**EXERCISE INSTRUCTIONS:**
Of the lines listed below, how many contain the string "grid"? Answer with the number alone.

====== INFORMATION SUPPLIED ======

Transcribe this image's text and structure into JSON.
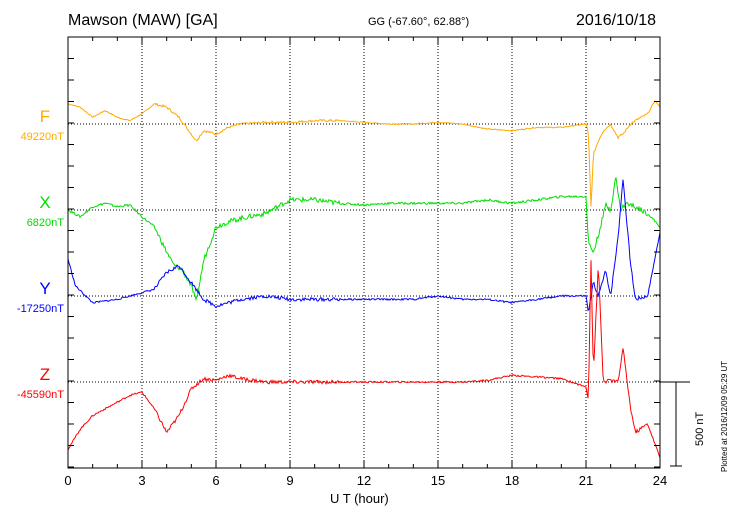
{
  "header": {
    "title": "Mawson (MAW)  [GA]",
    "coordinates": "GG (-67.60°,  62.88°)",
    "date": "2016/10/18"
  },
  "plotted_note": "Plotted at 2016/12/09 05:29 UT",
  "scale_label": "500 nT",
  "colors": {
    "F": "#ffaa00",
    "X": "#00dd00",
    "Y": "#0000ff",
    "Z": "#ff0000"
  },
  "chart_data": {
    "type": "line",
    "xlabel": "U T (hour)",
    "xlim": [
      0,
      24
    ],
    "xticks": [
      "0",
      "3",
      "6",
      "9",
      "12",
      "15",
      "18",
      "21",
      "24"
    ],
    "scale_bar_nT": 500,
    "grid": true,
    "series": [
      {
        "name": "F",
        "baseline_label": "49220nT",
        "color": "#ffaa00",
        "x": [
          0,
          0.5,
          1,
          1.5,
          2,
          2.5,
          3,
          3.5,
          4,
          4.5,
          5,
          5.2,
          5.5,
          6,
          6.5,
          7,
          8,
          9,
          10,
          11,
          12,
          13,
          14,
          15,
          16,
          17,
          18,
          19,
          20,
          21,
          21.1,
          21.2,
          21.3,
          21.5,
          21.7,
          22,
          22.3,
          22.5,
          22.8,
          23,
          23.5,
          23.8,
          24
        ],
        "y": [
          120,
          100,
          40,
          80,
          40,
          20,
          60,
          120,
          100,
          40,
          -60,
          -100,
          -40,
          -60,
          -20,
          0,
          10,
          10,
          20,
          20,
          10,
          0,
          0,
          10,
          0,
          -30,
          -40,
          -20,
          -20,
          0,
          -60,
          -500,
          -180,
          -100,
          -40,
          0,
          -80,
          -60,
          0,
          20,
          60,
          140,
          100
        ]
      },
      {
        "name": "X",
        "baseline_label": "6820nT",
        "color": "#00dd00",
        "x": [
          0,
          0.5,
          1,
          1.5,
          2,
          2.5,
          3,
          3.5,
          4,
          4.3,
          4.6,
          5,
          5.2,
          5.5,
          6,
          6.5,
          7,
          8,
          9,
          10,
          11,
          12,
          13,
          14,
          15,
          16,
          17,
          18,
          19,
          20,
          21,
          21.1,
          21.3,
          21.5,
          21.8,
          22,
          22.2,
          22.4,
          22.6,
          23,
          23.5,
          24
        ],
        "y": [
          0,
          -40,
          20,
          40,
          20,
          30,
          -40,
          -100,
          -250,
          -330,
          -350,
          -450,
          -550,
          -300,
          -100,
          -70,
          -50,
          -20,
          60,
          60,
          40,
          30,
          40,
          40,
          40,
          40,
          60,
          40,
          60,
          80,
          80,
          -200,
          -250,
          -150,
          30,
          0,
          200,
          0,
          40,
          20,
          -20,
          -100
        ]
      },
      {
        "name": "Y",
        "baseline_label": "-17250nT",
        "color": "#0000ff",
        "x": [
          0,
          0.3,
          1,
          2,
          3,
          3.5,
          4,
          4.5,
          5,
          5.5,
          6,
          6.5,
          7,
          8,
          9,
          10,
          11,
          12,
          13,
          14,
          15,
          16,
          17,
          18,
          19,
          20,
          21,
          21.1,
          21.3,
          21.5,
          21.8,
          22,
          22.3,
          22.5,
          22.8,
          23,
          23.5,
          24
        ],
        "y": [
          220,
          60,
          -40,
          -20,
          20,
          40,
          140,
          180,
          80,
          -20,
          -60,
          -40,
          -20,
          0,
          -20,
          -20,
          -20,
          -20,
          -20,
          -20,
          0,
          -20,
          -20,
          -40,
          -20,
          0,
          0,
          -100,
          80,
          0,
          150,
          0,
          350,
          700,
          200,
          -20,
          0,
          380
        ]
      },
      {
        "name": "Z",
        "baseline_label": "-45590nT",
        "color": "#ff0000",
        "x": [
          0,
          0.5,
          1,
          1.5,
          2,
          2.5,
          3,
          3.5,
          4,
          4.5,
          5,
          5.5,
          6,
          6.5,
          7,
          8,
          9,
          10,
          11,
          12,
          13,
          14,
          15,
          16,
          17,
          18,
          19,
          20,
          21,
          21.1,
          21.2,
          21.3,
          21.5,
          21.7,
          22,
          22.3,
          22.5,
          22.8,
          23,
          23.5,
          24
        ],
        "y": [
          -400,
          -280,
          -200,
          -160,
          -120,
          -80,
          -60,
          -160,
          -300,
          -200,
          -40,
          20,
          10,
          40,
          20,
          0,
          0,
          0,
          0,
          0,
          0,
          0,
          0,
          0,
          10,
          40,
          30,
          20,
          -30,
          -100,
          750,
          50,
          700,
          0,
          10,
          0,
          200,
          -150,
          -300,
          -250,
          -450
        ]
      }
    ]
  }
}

======
====== INFORMATION SUPPLIED ======

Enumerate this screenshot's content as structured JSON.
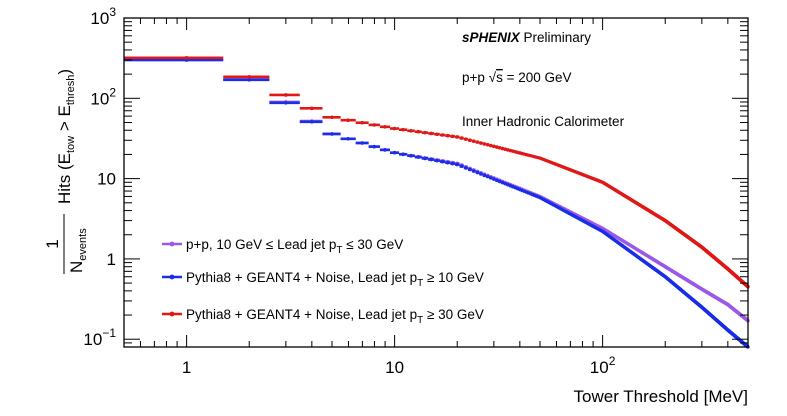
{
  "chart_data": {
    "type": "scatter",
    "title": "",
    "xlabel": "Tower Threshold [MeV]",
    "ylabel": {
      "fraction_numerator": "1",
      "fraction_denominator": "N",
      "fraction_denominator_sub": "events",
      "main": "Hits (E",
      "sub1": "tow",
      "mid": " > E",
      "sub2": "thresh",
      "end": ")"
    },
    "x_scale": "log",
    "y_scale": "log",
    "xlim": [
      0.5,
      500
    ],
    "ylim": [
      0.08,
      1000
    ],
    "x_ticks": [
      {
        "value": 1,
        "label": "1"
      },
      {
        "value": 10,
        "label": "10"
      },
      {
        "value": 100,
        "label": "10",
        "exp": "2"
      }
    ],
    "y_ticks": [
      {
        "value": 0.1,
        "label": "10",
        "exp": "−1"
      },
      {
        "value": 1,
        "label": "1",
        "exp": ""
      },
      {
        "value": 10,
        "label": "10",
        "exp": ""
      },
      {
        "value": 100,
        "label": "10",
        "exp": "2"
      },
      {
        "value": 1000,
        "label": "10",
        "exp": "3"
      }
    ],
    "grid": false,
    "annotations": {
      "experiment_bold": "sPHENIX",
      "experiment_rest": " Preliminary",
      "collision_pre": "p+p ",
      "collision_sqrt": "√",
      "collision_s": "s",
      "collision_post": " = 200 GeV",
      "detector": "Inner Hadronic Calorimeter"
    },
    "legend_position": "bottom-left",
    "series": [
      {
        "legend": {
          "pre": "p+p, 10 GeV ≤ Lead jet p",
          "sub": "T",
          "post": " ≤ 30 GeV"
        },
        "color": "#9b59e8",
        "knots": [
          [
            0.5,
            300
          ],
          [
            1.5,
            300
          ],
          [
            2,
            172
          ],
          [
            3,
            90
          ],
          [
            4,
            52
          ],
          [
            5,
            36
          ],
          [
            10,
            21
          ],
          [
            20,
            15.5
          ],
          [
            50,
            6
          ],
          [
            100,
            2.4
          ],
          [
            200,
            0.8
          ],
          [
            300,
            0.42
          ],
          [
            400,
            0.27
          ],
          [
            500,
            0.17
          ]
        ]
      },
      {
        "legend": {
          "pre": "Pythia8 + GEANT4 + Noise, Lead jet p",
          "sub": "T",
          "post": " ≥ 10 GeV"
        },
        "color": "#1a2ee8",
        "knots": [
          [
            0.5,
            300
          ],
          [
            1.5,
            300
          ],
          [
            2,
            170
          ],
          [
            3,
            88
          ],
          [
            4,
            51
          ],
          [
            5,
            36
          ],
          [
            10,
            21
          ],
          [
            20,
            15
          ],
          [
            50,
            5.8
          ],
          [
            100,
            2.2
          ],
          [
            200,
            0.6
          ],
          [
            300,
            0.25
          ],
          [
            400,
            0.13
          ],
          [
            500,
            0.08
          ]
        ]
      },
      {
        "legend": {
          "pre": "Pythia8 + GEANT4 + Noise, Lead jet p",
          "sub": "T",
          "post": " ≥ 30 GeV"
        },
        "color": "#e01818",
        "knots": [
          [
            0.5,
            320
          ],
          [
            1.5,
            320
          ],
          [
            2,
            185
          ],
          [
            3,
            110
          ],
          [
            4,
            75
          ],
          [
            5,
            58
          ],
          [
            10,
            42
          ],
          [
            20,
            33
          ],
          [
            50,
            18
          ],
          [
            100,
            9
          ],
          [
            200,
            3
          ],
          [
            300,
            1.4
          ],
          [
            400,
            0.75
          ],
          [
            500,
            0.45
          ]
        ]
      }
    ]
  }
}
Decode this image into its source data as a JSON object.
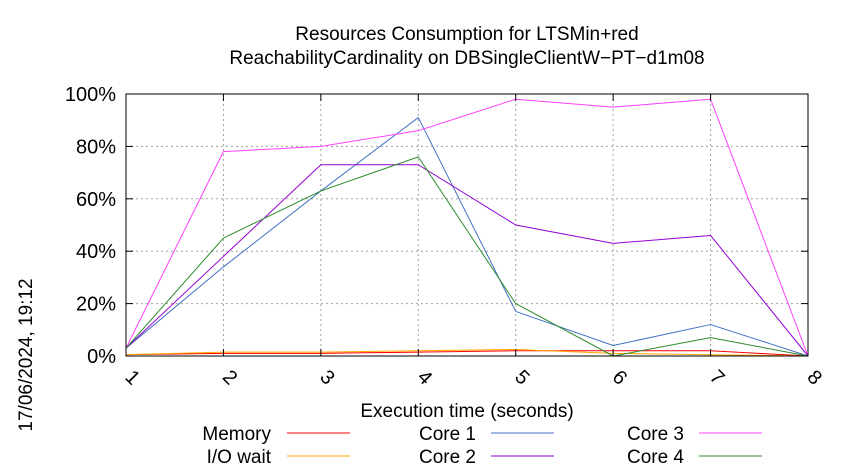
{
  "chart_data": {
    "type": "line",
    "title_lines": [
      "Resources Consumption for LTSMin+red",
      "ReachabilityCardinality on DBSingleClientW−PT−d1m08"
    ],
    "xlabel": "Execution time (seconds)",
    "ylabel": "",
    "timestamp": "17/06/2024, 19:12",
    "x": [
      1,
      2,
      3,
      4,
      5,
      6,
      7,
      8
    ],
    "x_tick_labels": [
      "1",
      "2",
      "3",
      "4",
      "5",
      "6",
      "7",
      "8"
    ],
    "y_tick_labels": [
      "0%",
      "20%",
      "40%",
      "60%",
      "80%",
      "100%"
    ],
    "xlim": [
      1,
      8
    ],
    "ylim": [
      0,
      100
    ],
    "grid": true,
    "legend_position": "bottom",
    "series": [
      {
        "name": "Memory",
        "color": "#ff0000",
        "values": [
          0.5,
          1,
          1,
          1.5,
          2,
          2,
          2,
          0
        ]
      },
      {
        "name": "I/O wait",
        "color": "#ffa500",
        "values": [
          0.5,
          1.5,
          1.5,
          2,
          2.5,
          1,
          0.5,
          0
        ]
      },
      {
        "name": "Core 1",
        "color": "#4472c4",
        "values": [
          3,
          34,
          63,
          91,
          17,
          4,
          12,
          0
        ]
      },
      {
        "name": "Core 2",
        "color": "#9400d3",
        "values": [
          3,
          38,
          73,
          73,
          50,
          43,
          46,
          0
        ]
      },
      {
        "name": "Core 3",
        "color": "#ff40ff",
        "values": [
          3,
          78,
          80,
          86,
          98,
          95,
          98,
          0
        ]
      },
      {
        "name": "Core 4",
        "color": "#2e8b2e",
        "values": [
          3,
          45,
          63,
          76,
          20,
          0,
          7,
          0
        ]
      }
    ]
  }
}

======
====== INFORMATION SUPPLIED ======

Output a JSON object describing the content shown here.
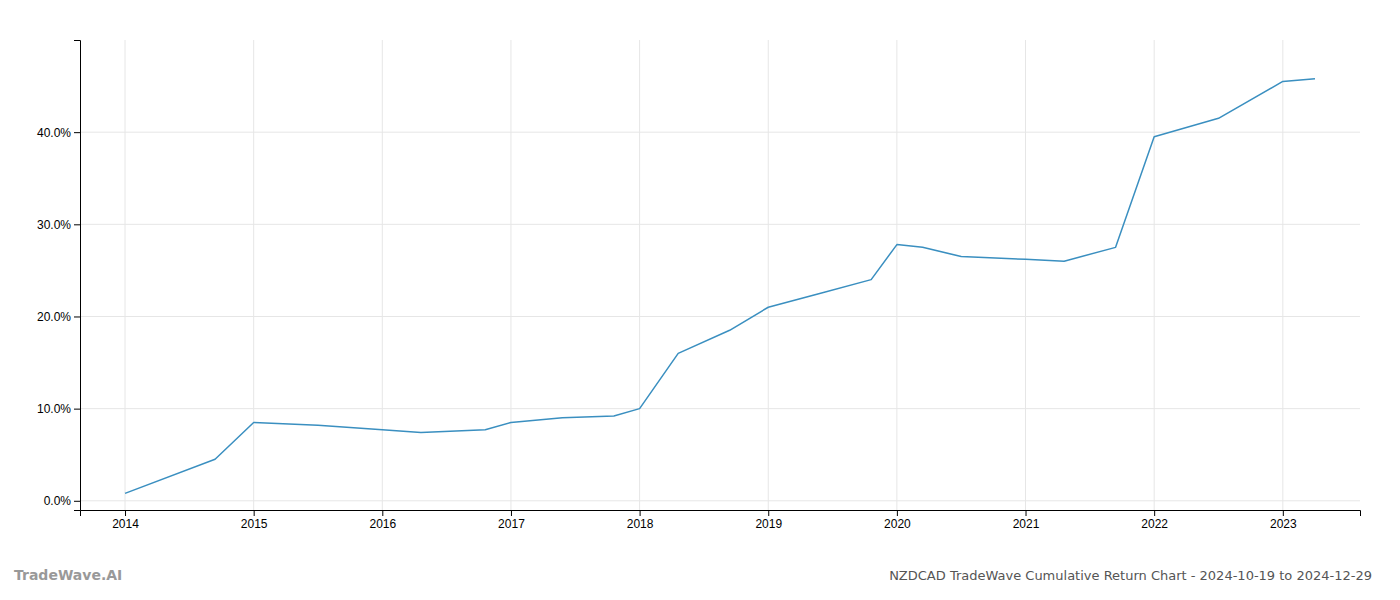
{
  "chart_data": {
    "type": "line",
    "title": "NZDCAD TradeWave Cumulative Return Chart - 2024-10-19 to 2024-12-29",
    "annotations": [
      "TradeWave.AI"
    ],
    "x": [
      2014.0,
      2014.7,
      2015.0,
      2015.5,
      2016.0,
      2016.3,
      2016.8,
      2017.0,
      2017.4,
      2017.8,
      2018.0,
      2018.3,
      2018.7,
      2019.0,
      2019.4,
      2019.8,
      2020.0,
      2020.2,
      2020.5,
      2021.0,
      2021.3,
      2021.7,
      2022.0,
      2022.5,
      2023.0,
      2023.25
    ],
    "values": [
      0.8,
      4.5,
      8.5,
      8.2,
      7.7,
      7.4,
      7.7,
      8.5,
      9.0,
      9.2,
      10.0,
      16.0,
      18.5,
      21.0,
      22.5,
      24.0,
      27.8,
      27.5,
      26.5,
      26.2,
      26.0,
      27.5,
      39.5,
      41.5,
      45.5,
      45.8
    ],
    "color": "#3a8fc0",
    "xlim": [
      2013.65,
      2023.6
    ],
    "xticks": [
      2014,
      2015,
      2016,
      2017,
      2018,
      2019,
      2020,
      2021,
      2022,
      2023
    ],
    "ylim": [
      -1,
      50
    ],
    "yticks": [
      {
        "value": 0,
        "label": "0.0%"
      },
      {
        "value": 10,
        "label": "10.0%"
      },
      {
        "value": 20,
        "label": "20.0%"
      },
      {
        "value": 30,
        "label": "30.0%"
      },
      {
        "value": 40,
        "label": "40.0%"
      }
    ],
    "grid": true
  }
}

======

**FINAL ANSWER:**
4